→ Exercise goal: Transcribe the material verbatim in full; the pictures do not belong in the copy.

Extracted data entries
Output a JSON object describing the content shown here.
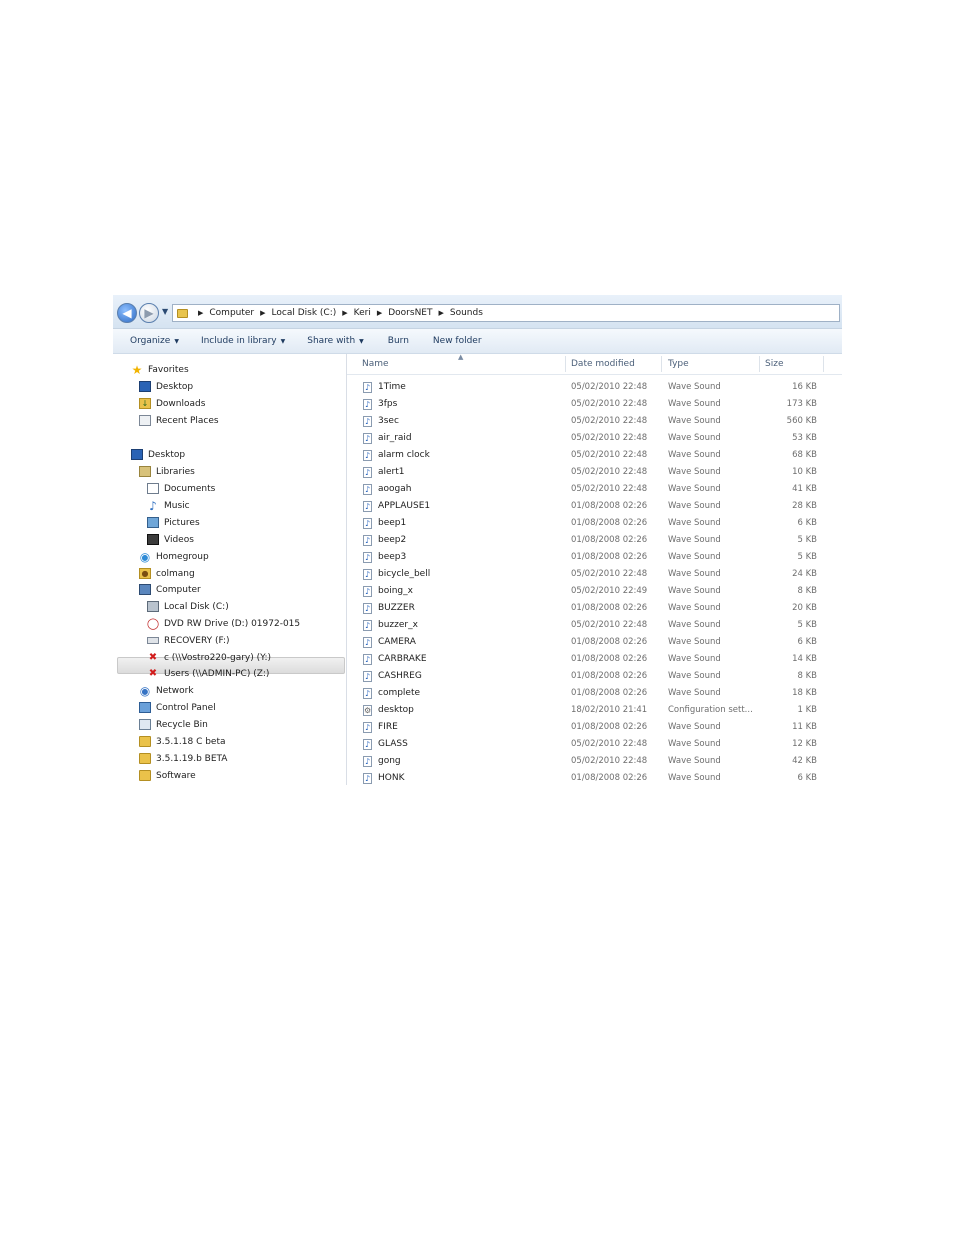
{
  "address": {
    "crumbs": [
      "Computer",
      "Local Disk (C:)",
      "Keri",
      "DoorsNET",
      "Sounds"
    ]
  },
  "toolbar": {
    "organize": "Organize",
    "include_in_library": "Include in library",
    "share_with": "Share with",
    "burn": "Burn",
    "new_folder": "New folder"
  },
  "nav": {
    "favorites": "Favorites",
    "fav_desktop": "Desktop",
    "downloads": "Downloads",
    "recent_places": "Recent Places",
    "desktop": "Desktop",
    "libraries": "Libraries",
    "documents": "Documents",
    "music": "Music",
    "pictures": "Pictures",
    "videos": "Videos",
    "homegroup": "Homegroup",
    "user": "colmang",
    "computer": "Computer",
    "local_disk": "Local Disk (C:)",
    "dvd": "DVD RW Drive (D:) 01972-015",
    "recovery": "RECOVERY (F:)",
    "net_y": "c (\\\\Vostro220-gary) (Y:)",
    "net_z": "Users (\\\\ADMIN-PC) (Z:)",
    "network": "Network",
    "control_panel": "Control Panel",
    "recycle_bin": "Recycle Bin",
    "folder_1": "3.5.1.18 C beta",
    "folder_2": "3.5.1.19.b BETA",
    "folder_3": "Software"
  },
  "columns": {
    "name": "Name",
    "date": "Date modified",
    "type": "Type",
    "size": "Size"
  },
  "files": [
    {
      "name": "1Time",
      "date": "05/02/2010 22:48",
      "type": "Wave Sound",
      "size": "16 KB"
    },
    {
      "name": "3fps",
      "date": "05/02/2010 22:48",
      "type": "Wave Sound",
      "size": "173 KB"
    },
    {
      "name": "3sec",
      "date": "05/02/2010 22:48",
      "type": "Wave Sound",
      "size": "560 KB"
    },
    {
      "name": "air_raid",
      "date": "05/02/2010 22:48",
      "type": "Wave Sound",
      "size": "53 KB"
    },
    {
      "name": "alarm clock",
      "date": "05/02/2010 22:48",
      "type": "Wave Sound",
      "size": "68 KB"
    },
    {
      "name": "alert1",
      "date": "05/02/2010 22:48",
      "type": "Wave Sound",
      "size": "10 KB"
    },
    {
      "name": "aoogah",
      "date": "05/02/2010 22:48",
      "type": "Wave Sound",
      "size": "41 KB"
    },
    {
      "name": "APPLAUSE1",
      "date": "01/08/2008 02:26",
      "type": "Wave Sound",
      "size": "28 KB"
    },
    {
      "name": "beep1",
      "date": "01/08/2008 02:26",
      "type": "Wave Sound",
      "size": "6 KB"
    },
    {
      "name": "beep2",
      "date": "01/08/2008 02:26",
      "type": "Wave Sound",
      "size": "5 KB"
    },
    {
      "name": "beep3",
      "date": "01/08/2008 02:26",
      "type": "Wave Sound",
      "size": "5 KB"
    },
    {
      "name": "bicycle_bell",
      "date": "05/02/2010 22:48",
      "type": "Wave Sound",
      "size": "24 KB"
    },
    {
      "name": "boing_x",
      "date": "05/02/2010 22:49",
      "type": "Wave Sound",
      "size": "8 KB"
    },
    {
      "name": "BUZZER",
      "date": "01/08/2008 02:26",
      "type": "Wave Sound",
      "size": "20 KB"
    },
    {
      "name": "buzzer_x",
      "date": "05/02/2010 22:48",
      "type": "Wave Sound",
      "size": "5 KB"
    },
    {
      "name": "CAMERA",
      "date": "01/08/2008 02:26",
      "type": "Wave Sound",
      "size": "6 KB"
    },
    {
      "name": "CARBRAKE",
      "date": "01/08/2008 02:26",
      "type": "Wave Sound",
      "size": "14 KB"
    },
    {
      "name": "CASHREG",
      "date": "01/08/2008 02:26",
      "type": "Wave Sound",
      "size": "8 KB"
    },
    {
      "name": "complete",
      "date": "01/08/2008 02:26",
      "type": "Wave Sound",
      "size": "18 KB"
    },
    {
      "name": "desktop",
      "date": "18/02/2010 21:41",
      "type": "Configuration sett...",
      "size": "1 KB"
    },
    {
      "name": "FIRE",
      "date": "01/08/2008 02:26",
      "type": "Wave Sound",
      "size": "11 KB"
    },
    {
      "name": "GLASS",
      "date": "05/02/2010 22:48",
      "type": "Wave Sound",
      "size": "12 KB"
    },
    {
      "name": "gong",
      "date": "05/02/2010 22:48",
      "type": "Wave Sound",
      "size": "42 KB"
    },
    {
      "name": "HONK",
      "date": "01/08/2008 02:26",
      "type": "Wave Sound",
      "size": "6 KB"
    }
  ]
}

→ Completed exercise:
Output a JSON object describing the content shown here.
{
  "address": {
    "crumbs": [
      "Computer",
      "Local Disk (C:)",
      "Keri",
      "DoorsNET",
      "Sounds"
    ]
  },
  "toolbar": {
    "organize": "Organize",
    "include_in_library": "Include in library",
    "share_with": "Share with",
    "burn": "Burn",
    "new_folder": "New folder"
  },
  "nav": {
    "favorites": "Favorites",
    "fav_desktop": "Desktop",
    "downloads": "Downloads",
    "recent_places": "Recent Places",
    "desktop": "Desktop",
    "libraries": "Libraries",
    "documents": "Documents",
    "music": "Music",
    "pictures": "Pictures",
    "videos": "Videos",
    "homegroup": "Homegroup",
    "user": "colmang",
    "computer": "Computer",
    "local_disk": "Local Disk (C:)",
    "dvd": "DVD RW Drive (D:) 01972-015",
    "recovery": "RECOVERY (F:)",
    "net_y": "c (\\\\Vostro220-gary) (Y:)",
    "net_z": "Users (\\\\ADMIN-PC) (Z:)",
    "network": "Network",
    "control_panel": "Control Panel",
    "recycle_bin": "Recycle Bin",
    "folder_1": "3.5.1.18 C beta",
    "folder_2": "3.5.1.19.b BETA",
    "folder_3": "Software"
  },
  "columns": {
    "name": "Name",
    "date": "Date modified",
    "type": "Type",
    "size": "Size"
  },
  "files": [
    {
      "name": "1Time",
      "date": "05/02/2010 22:48",
      "type": "Wave Sound",
      "size": "16 KB"
    },
    {
      "name": "3fps",
      "date": "05/02/2010 22:48",
      "type": "Wave Sound",
      "size": "173 KB"
    },
    {
      "name": "3sec",
      "date": "05/02/2010 22:48",
      "type": "Wave Sound",
      "size": "560 KB"
    },
    {
      "name": "air_raid",
      "date": "05/02/2010 22:48",
      "type": "Wave Sound",
      "size": "53 KB"
    },
    {
      "name": "alarm clock",
      "date": "05/02/2010 22:48",
      "type": "Wave Sound",
      "size": "68 KB"
    },
    {
      "name": "alert1",
      "date": "05/02/2010 22:48",
      "type": "Wave Sound",
      "size": "10 KB"
    },
    {
      "name": "aoogah",
      "date": "05/02/2010 22:48",
      "type": "Wave Sound",
      "size": "41 KB"
    },
    {
      "name": "APPLAUSE1",
      "date": "01/08/2008 02:26",
      "type": "Wave Sound",
      "size": "28 KB"
    },
    {
      "name": "beep1",
      "date": "01/08/2008 02:26",
      "type": "Wave Sound",
      "size": "6 KB"
    },
    {
      "name": "beep2",
      "date": "01/08/2008 02:26",
      "type": "Wave Sound",
      "size": "5 KB"
    },
    {
      "name": "beep3",
      "date": "01/08/2008 02:26",
      "type": "Wave Sound",
      "size": "5 KB"
    },
    {
      "name": "bicycle_bell",
      "date": "05/02/2010 22:48",
      "type": "Wave Sound",
      "size": "24 KB"
    },
    {
      "name": "boing_x",
      "date": "05/02/2010 22:49",
      "type": "Wave Sound",
      "size": "8 KB"
    },
    {
      "name": "BUZZER",
      "date": "01/08/2008 02:26",
      "type": "Wave Sound",
      "size": "20 KB"
    },
    {
      "name": "buzzer_x",
      "date": "05/02/2010 22:48",
      "type": "Wave Sound",
      "size": "5 KB"
    },
    {
      "name": "CAMERA",
      "date": "01/08/2008 02:26",
      "type": "Wave Sound",
      "size": "6 KB"
    },
    {
      "name": "CARBRAKE",
      "date": "01/08/2008 02:26",
      "type": "Wave Sound",
      "size": "14 KB"
    },
    {
      "name": "CASHREG",
      "date": "01/08/2008 02:26",
      "type": "Wave Sound",
      "size": "8 KB"
    },
    {
      "name": "complete",
      "date": "01/08/2008 02:26",
      "type": "Wave Sound",
      "size": "18 KB"
    },
    {
      "name": "desktop",
      "date": "18/02/2010 21:41",
      "type": "Configuration sett...",
      "size": "1 KB"
    },
    {
      "name": "FIRE",
      "date": "01/08/2008 02:26",
      "type": "Wave Sound",
      "size": "11 KB"
    },
    {
      "name": "GLASS",
      "date": "05/02/2010 22:48",
      "type": "Wave Sound",
      "size": "12 KB"
    },
    {
      "name": "gong",
      "date": "05/02/2010 22:48",
      "type": "Wave Sound",
      "size": "42 KB"
    },
    {
      "name": "HONK",
      "date": "01/08/2008 02:26",
      "type": "Wave Sound",
      "size": "6 KB"
    }
  ]
}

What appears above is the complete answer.